▶ [To do] Hand back all of the records exactly as they read.

Start of Given data

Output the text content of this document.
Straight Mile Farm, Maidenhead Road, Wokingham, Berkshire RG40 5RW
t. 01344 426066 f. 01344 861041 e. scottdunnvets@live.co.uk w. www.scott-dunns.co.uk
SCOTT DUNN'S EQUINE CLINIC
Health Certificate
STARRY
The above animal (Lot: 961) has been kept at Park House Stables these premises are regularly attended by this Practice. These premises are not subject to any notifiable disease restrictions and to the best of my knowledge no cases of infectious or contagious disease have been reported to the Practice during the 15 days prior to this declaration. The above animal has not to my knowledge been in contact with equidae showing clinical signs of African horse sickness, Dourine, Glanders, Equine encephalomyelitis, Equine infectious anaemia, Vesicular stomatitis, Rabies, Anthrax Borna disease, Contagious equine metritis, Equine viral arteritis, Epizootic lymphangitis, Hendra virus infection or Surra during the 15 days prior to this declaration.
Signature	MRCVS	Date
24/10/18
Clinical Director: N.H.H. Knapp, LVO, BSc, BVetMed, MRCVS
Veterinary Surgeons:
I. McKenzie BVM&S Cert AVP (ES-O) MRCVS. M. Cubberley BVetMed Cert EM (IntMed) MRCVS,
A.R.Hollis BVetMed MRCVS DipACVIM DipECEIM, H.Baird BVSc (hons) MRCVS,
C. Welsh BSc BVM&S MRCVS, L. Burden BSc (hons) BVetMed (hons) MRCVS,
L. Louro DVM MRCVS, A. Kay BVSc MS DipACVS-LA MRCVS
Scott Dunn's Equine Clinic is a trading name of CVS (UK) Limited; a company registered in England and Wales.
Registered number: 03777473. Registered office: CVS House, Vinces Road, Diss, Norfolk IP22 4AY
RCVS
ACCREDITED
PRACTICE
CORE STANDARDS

End of Given data

▶ [Your solution]
Output the text content of this document.
Straight Mile Farm, Maidenhead Road, Wokingham, Berkshire RG40 5RW
t. 01344 426066 f. 01344 861041 e. scottdunnvets@live.co.uk w. www.scott-dunns.co.uk
SCOTT DUNN'S EQUINE CLINIC
Health Certificate
STARRY
The above animal (Lot: 961) has been kept at Park House Stables these premises are regularly attended by this Practice. These premises are not subject to any notifiable disease restrictions and to the best of my knowledge no cases of infectious or contagious disease have been reported to the Practice during the 15 days prior to this declaration. The above animal has not to my knowledge been in contact with equidae showing clinical signs of African horse sickness, Dourine, Glanders, Equine encephalomyelitis, Equine infectious anaemia, Vesicular stomatitis, Rabies, Anthrax Borna disease, Contagious equine metritis, Equine viral arteritis, Epizootic lymphangitis, Hendra virus infection or Surra during the 15 days prior to this declaration.
Signature	MRCVS	Date
24/10/18
Clinical Director: N.H.H. Knapp, LVO, BSc, BVetMed, MRCVS
Veterinary Surgeons:
I. McKenzie BVM&S Cert AVP (ES-O) MRCVS. M. Cubberley BVetMed Cert EM (IntMed) MRCVS,
A.R.Hollis BVetMed MRCVS DipACVIM DipECEIM, H.Baird BVSc (hons) MRCVS,
C. Welsh BSc BVM&S MRCVS, L. Burden BSc (hons) BVetMed (hons) MRCVS,
L. Louro DVM MRCVS, A. Kay BVSc MS DipACVS-LA MRCVS
Scott Dunn's Equine Clinic is a trading name of CVS (UK) Limited; a company registered in England and Wales.
Registered number: 03777473. Registered office: CVS House, Vinces Road, Diss, Norfolk IP22 4AY
RCVS
ACCREDITED
PRACTICE
CORE STANDARDS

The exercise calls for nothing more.